Please swap every "Not Sent" in the items below for "Unsent", changing nothing else. Return the items without the pictures.

** Begin RECORDS FOR PROCESSING **

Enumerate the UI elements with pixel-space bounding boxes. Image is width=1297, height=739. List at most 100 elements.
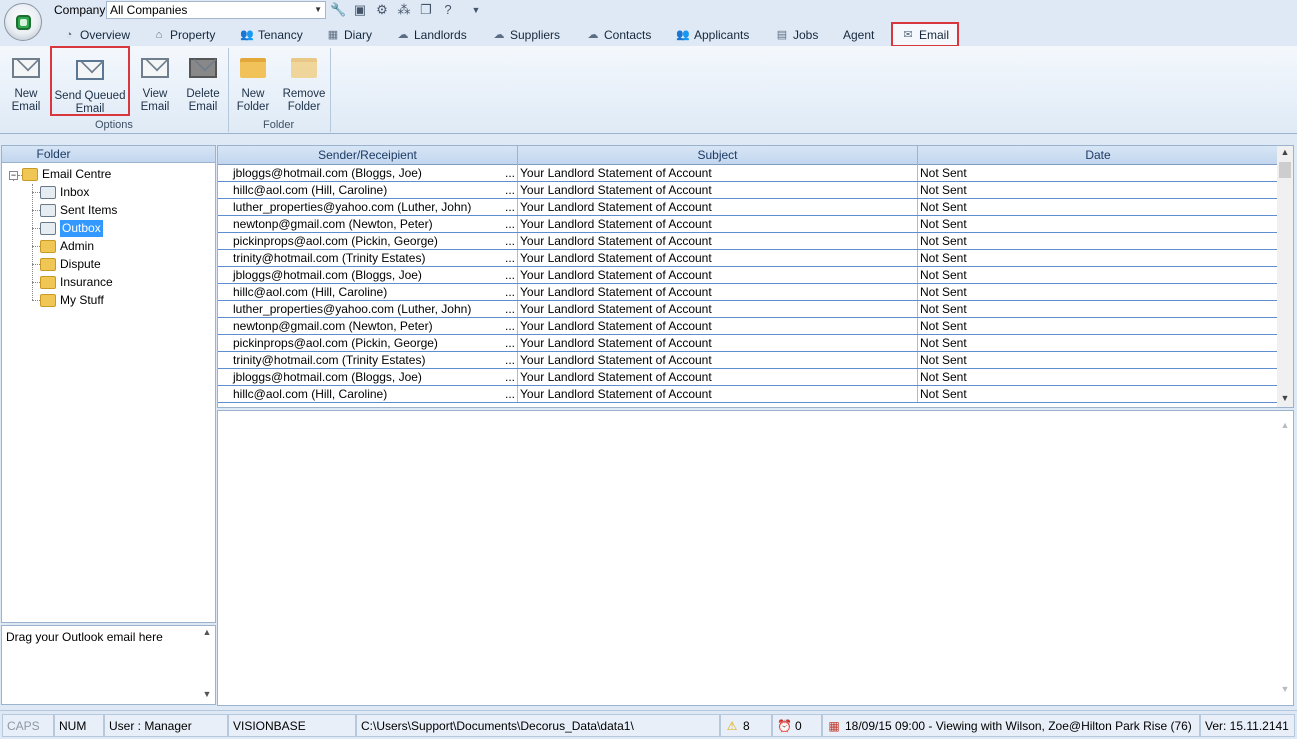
title-bar: Company All Companies ▼ 🔧 ▣ ⚙ ⁂ ❐ ? ▼ <box>0 0 1297 41</box>
cell-subject: Your Landlord Statement of Account <box>518 284 918 300</box>
cell-date: Not Sent <box>920 353 967 367</box>
customize-dropdown-icon[interactable]: ▼ <box>468 2 484 18</box>
table-row[interactable]: jbloggs@hotmail.com (Bloggs, Joe)... Your… <box>218 165 1278 182</box>
tab-email[interactable]: ✉ Email <box>891 22 960 47</box>
tab-overview[interactable]: ◔ Overview <box>62 25 130 45</box>
table-row[interactable]: luther_properties@yahoo.com (Luther, Joh… <box>218 199 1278 216</box>
application-menu-button[interactable] <box>4 3 42 41</box>
collapse-toggle-icon[interactable]: − <box>9 171 18 180</box>
cell-subject: Your Landlord Statement of Account <box>518 182 918 198</box>
cell-date: Not Sent <box>920 285 967 299</box>
column-header-date[interactable]: Date <box>918 146 1278 165</box>
company-label: Company <box>54 3 106 17</box>
table-row[interactable]: newtonp@gmail.com (Newton, Peter)... Your… <box>218 216 1278 233</box>
folder-icon <box>40 258 56 271</box>
tab-landlords[interactable]: ☁ Landlords <box>396 25 467 45</box>
view-email-icon <box>139 52 171 84</box>
remove-folder-button[interactable]: Remove Folder <box>280 52 328 114</box>
gear-icon[interactable]: ⚙ <box>374 2 390 18</box>
cell-sender: trinity@hotmail.com (Trinity Estates)... <box>218 352 518 368</box>
column-header-sender[interactable]: Sender/Receipient <box>218 146 518 165</box>
send-queued-email-button[interactable]: Send Queued Email <box>50 46 130 116</box>
scroll-down-icon[interactable]: ▼ <box>199 689 215 703</box>
tab-contacts[interactable]: ☁ Contacts <box>586 25 652 45</box>
folder-admin[interactable]: Admin <box>40 238 94 255</box>
cell-sender: newtonp@gmail.com (Newton, Peter)... <box>218 318 518 334</box>
folder-my-stuff[interactable]: My Stuff <box>40 292 104 309</box>
company-select[interactable]: All Companies ▼ <box>106 1 326 19</box>
cell-ellipsis: ... <box>504 183 515 197</box>
group-separator <box>330 48 331 132</box>
tab-suppliers[interactable]: ☁ Suppliers <box>492 25 561 45</box>
help-icon[interactable]: ? <box>440 2 456 18</box>
diary-reminder[interactable]: ▦ 18/09/15 09:00 - Viewing with Wilson, Z… <box>822 714 1200 737</box>
scroll-down-icon[interactable]: ▼ <box>1277 684 1293 698</box>
email-preview-pane[interactable]: ▲ ▼ <box>217 410 1294 706</box>
tab-jobs[interactable]: ▤ Jobs <box>775 25 819 45</box>
grid-scrollbar[interactable]: ▲ ▼ <box>1277 146 1293 407</box>
table-row[interactable]: hillc@aol.com (Hill, Caroline)... Your La… <box>218 182 1278 199</box>
folder-icon <box>40 276 56 289</box>
scroll-thumb[interactable] <box>1279 162 1291 178</box>
table-row[interactable]: hillc@aol.com (Hill, Caroline)... Your La… <box>218 284 1278 301</box>
folder-inbox[interactable]: Inbox <box>40 184 89 201</box>
tab-tenancy[interactable]: 👥 Tenancy <box>240 25 303 45</box>
network-icon[interactable]: ⁂ <box>396 2 412 18</box>
cell-sender: jbloggs@hotmail.com (Bloggs, Joe)... <box>218 267 518 283</box>
outbox-icon <box>40 222 56 235</box>
num-indicator: NUM <box>54 714 104 737</box>
email-grid: Sender/Receipient Subject Date jbloggs@h… <box>217 145 1294 408</box>
delete-email-button[interactable]: Delete Email <box>180 52 226 114</box>
sent-items-icon <box>40 204 56 217</box>
cell-ellipsis: ... <box>504 200 515 214</box>
table-row[interactable]: luther_properties@yahoo.com (Luther, Joh… <box>218 301 1278 318</box>
cell-date: Not Sent <box>920 302 967 316</box>
caps-indicator: CAPS <box>2 714 54 737</box>
table-row[interactable]: newtonp@gmail.com (Newton, Peter)... Your… <box>218 318 1278 335</box>
view-email-button[interactable]: View Email <box>134 52 176 114</box>
tab-agent[interactable]: Agent <box>843 25 874 45</box>
cell-ellipsis: ... <box>504 285 515 299</box>
warnings-indicator[interactable]: ⚠ 8 <box>720 714 772 737</box>
folder-dispute[interactable]: Dispute <box>40 256 101 273</box>
cell-sender: newtonp@gmail.com (Newton, Peter)... <box>218 216 518 232</box>
new-email-button[interactable]: New Email <box>4 52 48 114</box>
cell-sender: luther_properties@yahoo.com (Luther, Joh… <box>218 301 518 317</box>
table-row[interactable]: trinity@hotmail.com (Trinity Estates)...… <box>218 352 1278 369</box>
new-folder-label: New Folder <box>236 88 270 113</box>
table-row[interactable]: pickinprops@aol.com (Pickin, George)... Y… <box>218 233 1278 250</box>
alarms-indicator[interactable]: ⏰ 0 <box>772 714 822 737</box>
scroll-up-icon[interactable]: ▲ <box>1277 420 1293 434</box>
tab-property[interactable]: ⌂ Property <box>152 25 216 45</box>
tab-applicants[interactable]: 👥 Applicants <box>676 25 749 45</box>
table-row[interactable]: trinity@hotmail.com (Trinity Estates)...… <box>218 250 1278 267</box>
tab-diary[interactable]: ▦ Diary <box>326 25 372 45</box>
folder-outbox[interactable]: Outbox <box>40 220 103 237</box>
copy-icon[interactable]: ❐ <box>418 2 434 18</box>
preview-scrollbar[interactable]: ▲ ▼ <box>1277 419 1293 699</box>
landlord-icon: ☁ <box>397 29 409 41</box>
cell-subject: Your Landlord Statement of Account <box>518 386 918 402</box>
drop-zone-scrollbar[interactable]: ▲ ▼ <box>199 626 215 704</box>
new-folder-button[interactable]: New Folder <box>232 52 274 114</box>
folder-insurance[interactable]: Insurance <box>40 274 113 291</box>
cell-date: Not Sent <box>920 234 967 248</box>
view-email-label: View Email <box>140 88 170 113</box>
table-row[interactable]: hillc@aol.com (Hill, Caroline)... Your La… <box>218 386 1278 403</box>
scroll-down-icon[interactable]: ▼ <box>1277 393 1293 407</box>
camera-icon[interactable]: ▣ <box>352 2 368 18</box>
table-row[interactable]: jbloggs@hotmail.com (Bloggs, Joe)... Your… <box>218 369 1278 386</box>
wrench-icon[interactable]: 🔧 <box>330 2 346 18</box>
column-header-subject[interactable]: Subject <box>518 146 918 165</box>
folder-email-centre[interactable]: Email Centre <box>22 166 111 183</box>
cell-subject: Your Landlord Statement of Account <box>518 216 918 232</box>
folder-sent-items[interactable]: Sent Items <box>40 202 117 219</box>
app-logo-icon <box>16 15 31 30</box>
scroll-up-icon[interactable]: ▲ <box>199 627 215 641</box>
outlook-drop-zone[interactable]: Drag your Outlook email here ▲ ▼ <box>1 625 216 705</box>
calendar-icon: ▦ <box>327 29 339 41</box>
table-row[interactable]: jbloggs@hotmail.com (Bloggs, Joe)... Your… <box>218 267 1278 284</box>
scroll-up-icon[interactable]: ▲ <box>1277 147 1293 161</box>
cell-date: Not Sent <box>920 387 967 401</box>
table-row[interactable]: pickinprops@aol.com (Pickin, George)... Y… <box>218 335 1278 352</box>
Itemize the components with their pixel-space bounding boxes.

** End RECORDS FOR PROCESSING **

_RESPONSE TO THE TASK_.
Enumerate the UI elements with pixel-space bounding boxes. Image is width=1297, height=739. List at most 100 elements.
title-bar: Company All Companies ▼ 🔧 ▣ ⚙ ⁂ ❐ ? ▼ <box>0 0 1297 41</box>
cell-subject: Your Landlord Statement of Account <box>518 284 918 300</box>
cell-date: Unsent <box>920 353 967 367</box>
customize-dropdown-icon[interactable]: ▼ <box>468 2 484 18</box>
table-row[interactable]: jbloggs@hotmail.com (Bloggs, Joe)... Your… <box>218 165 1278 182</box>
tab-email[interactable]: ✉ Email <box>891 22 960 47</box>
tab-overview[interactable]: ◔ Overview <box>62 25 130 45</box>
table-row[interactable]: luther_properties@yahoo.com (Luther, Joh… <box>218 199 1278 216</box>
application-menu-button[interactable] <box>4 3 42 41</box>
collapse-toggle-icon[interactable]: − <box>9 171 18 180</box>
cell-subject: Your Landlord Statement of Account <box>518 182 918 198</box>
cell-date: Unsent <box>920 285 967 299</box>
column-header-date[interactable]: Date <box>918 146 1278 165</box>
company-label: Company <box>54 3 106 17</box>
table-row[interactable]: newtonp@gmail.com (Newton, Peter)... Your… <box>218 216 1278 233</box>
folder-icon <box>40 258 56 271</box>
tab-landlords[interactable]: ☁ Landlords <box>396 25 467 45</box>
view-email-icon <box>139 52 171 84</box>
remove-folder-button[interactable]: Remove Folder <box>280 52 328 114</box>
gear-icon[interactable]: ⚙ <box>374 2 390 18</box>
cell-sender: trinity@hotmail.com (Trinity Estates)... <box>218 352 518 368</box>
column-header-sender[interactable]: Sender/Receipient <box>218 146 518 165</box>
send-queued-email-button[interactable]: Send Queued Email <box>50 46 130 116</box>
scroll-down-icon[interactable]: ▼ <box>199 689 215 703</box>
tab-contacts[interactable]: ☁ Contacts <box>586 25 652 45</box>
folder-admin[interactable]: Admin <box>40 238 94 255</box>
cell-sender: newtonp@gmail.com (Newton, Peter)... <box>218 318 518 334</box>
folder-my-stuff[interactable]: My Stuff <box>40 292 104 309</box>
company-select[interactable]: All Companies ▼ <box>106 1 326 19</box>
cell-ellipsis: ... <box>504 183 515 197</box>
group-separator <box>330 48 331 132</box>
tab-suppliers[interactable]: ☁ Suppliers <box>492 25 561 45</box>
help-icon[interactable]: ? <box>440 2 456 18</box>
diary-reminder[interactable]: ▦ 18/09/15 09:00 - Viewing with Wilson, Z… <box>822 714 1200 737</box>
scroll-down-icon[interactable]: ▼ <box>1277 684 1293 698</box>
email-preview-pane[interactable]: ▲ ▼ <box>217 410 1294 706</box>
tab-jobs[interactable]: ▤ Jobs <box>775 25 819 45</box>
grid-scrollbar[interactable]: ▲ ▼ <box>1277 146 1293 407</box>
table-row[interactable]: hillc@aol.com (Hill, Caroline)... Your La… <box>218 182 1278 199</box>
folder-icon <box>40 276 56 289</box>
scroll-thumb[interactable] <box>1279 162 1291 178</box>
table-row[interactable]: hillc@aol.com (Hill, Caroline)... Your La… <box>218 284 1278 301</box>
folder-inbox[interactable]: Inbox <box>40 184 89 201</box>
tab-tenancy[interactable]: 👥 Tenancy <box>240 25 303 45</box>
network-icon[interactable]: ⁂ <box>396 2 412 18</box>
cell-sender: jbloggs@hotmail.com (Bloggs, Joe)... <box>218 267 518 283</box>
outbox-icon <box>40 222 56 235</box>
num-indicator: NUM <box>54 714 104 737</box>
email-grid: Sender/Receipient Subject Date jbloggs@h… <box>217 145 1294 408</box>
delete-email-button[interactable]: Delete Email <box>180 52 226 114</box>
sent-items-icon <box>40 204 56 217</box>
cell-ellipsis: ... <box>504 200 515 214</box>
table-row[interactable]: luther_properties@yahoo.com (Luther, Joh… <box>218 301 1278 318</box>
cell-date: Unsent <box>920 302 967 316</box>
caps-indicator: CAPS <box>2 714 54 737</box>
table-row[interactable]: newtonp@gmail.com (Newton, Peter)... Your… <box>218 318 1278 335</box>
view-email-button[interactable]: View Email <box>134 52 176 114</box>
tab-agent[interactable]: Agent <box>843 25 874 45</box>
cell-ellipsis: ... <box>504 285 515 299</box>
warnings-indicator[interactable]: ⚠ 8 <box>720 714 772 737</box>
folder-dispute[interactable]: Dispute <box>40 256 101 273</box>
cell-sender: newtonp@gmail.com (Newton, Peter)... <box>218 216 518 232</box>
new-email-button[interactable]: New Email <box>4 52 48 114</box>
cell-sender: luther_properties@yahoo.com (Luther, Joh… <box>218 301 518 317</box>
table-row[interactable]: trinity@hotmail.com (Trinity Estates)...… <box>218 352 1278 369</box>
new-folder-label: New Folder <box>236 88 270 113</box>
table-row[interactable]: pickinprops@aol.com (Pickin, George)... Y… <box>218 233 1278 250</box>
alarms-indicator[interactable]: ⏰ 0 <box>772 714 822 737</box>
scroll-up-icon[interactable]: ▲ <box>1277 420 1293 434</box>
tab-property[interactable]: ⌂ Property <box>152 25 216 45</box>
tab-applicants[interactable]: 👥 Applicants <box>676 25 749 45</box>
table-row[interactable]: trinity@hotmail.com (Trinity Estates)...… <box>218 250 1278 267</box>
tab-diary[interactable]: ▦ Diary <box>326 25 372 45</box>
folder-outbox[interactable]: Outbox <box>40 220 103 237</box>
copy-icon[interactable]: ❐ <box>418 2 434 18</box>
preview-scrollbar[interactable]: ▲ ▼ <box>1277 419 1293 699</box>
landlord-icon: ☁ <box>397 29 409 41</box>
cell-subject: Your Landlord Statement of Account <box>518 386 918 402</box>
drop-zone-scrollbar[interactable]: ▲ ▼ <box>199 626 215 704</box>
new-folder-button[interactable]: New Folder <box>232 52 274 114</box>
folder-insurance[interactable]: Insurance <box>40 274 113 291</box>
cell-date: Unsent <box>920 234 967 248</box>
view-email-label: View Email <box>140 88 170 113</box>
table-row[interactable]: hillc@aol.com (Hill, Caroline)... Your La… <box>218 386 1278 403</box>
scroll-down-icon[interactable]: ▼ <box>1277 393 1293 407</box>
camera-icon[interactable]: ▣ <box>352 2 368 18</box>
table-row[interactable]: jbloggs@hotmail.com (Bloggs, Joe)... Your… <box>218 369 1278 386</box>
wrench-icon[interactable]: 🔧 <box>330 2 346 18</box>
column-header-subject[interactable]: Subject <box>518 146 918 165</box>
folder-email-centre[interactable]: Email Centre <box>22 166 111 183</box>
cell-subject: Your Landlord Statement of Account <box>518 216 918 232</box>
folder-sent-items[interactable]: Sent Items <box>40 202 117 219</box>
app-logo-icon <box>16 15 31 30</box>
scroll-up-icon[interactable]: ▲ <box>199 627 215 641</box>
outlook-drop-zone[interactable]: Drag your Outlook email here ▲ ▼ <box>1 625 216 705</box>
calendar-icon: ▦ <box>327 29 339 41</box>
table-row[interactable]: jbloggs@hotmail.com (Bloggs, Joe)... Your… <box>218 267 1278 284</box>
scroll-up-icon[interactable]: ▲ <box>1277 147 1293 161</box>
cell-date: Unsent <box>920 387 967 401</box>
table-row[interactable]: pickinprops@aol.com (Pickin, George)... Y… <box>218 335 1278 352</box>
Itemize the components with their pixel-space bounding boxes.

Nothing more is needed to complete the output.